[Data records]
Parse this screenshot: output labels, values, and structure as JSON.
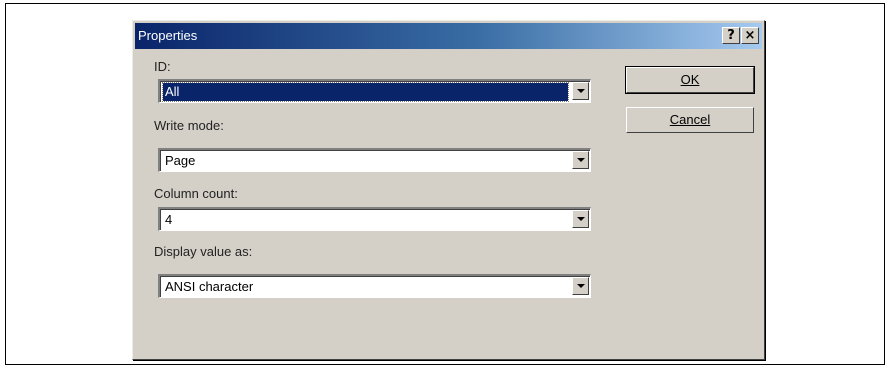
{
  "dialog": {
    "title": "Properties",
    "help_label": "?",
    "close_label": "×"
  },
  "fields": {
    "id": {
      "label": "ID:",
      "value": "All"
    },
    "write_mode": {
      "label": "Write mode:",
      "value": "Page"
    },
    "column_count": {
      "label": "Column count:",
      "value": "4"
    },
    "display_value": {
      "label": "Display value as:",
      "value": "ANSI character"
    }
  },
  "buttons": {
    "ok": "OK",
    "cancel": "Cancel"
  },
  "colors": {
    "titlebar_start": "#0a246a",
    "titlebar_end": "#a6caf0",
    "dialog_bg": "#d4d0c8",
    "selection_bg": "#0a246a"
  }
}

- [Required task] Please set down each line of the data above exactly as written, without the pictures.

- [Finished exercise]
Parse this screenshot: output labels, values, and structure as JSON.
{
  "dialog": {
    "title": "Properties",
    "help_label": "?",
    "close_label": "×"
  },
  "fields": {
    "id": {
      "label": "ID:",
      "value": "All"
    },
    "write_mode": {
      "label": "Write mode:",
      "value": "Page"
    },
    "column_count": {
      "label": "Column count:",
      "value": "4"
    },
    "display_value": {
      "label": "Display value as:",
      "value": "ANSI character"
    }
  },
  "buttons": {
    "ok": "OK",
    "cancel": "Cancel"
  },
  "colors": {
    "titlebar_start": "#0a246a",
    "titlebar_end": "#a6caf0",
    "dialog_bg": "#d4d0c8",
    "selection_bg": "#0a246a"
  }
}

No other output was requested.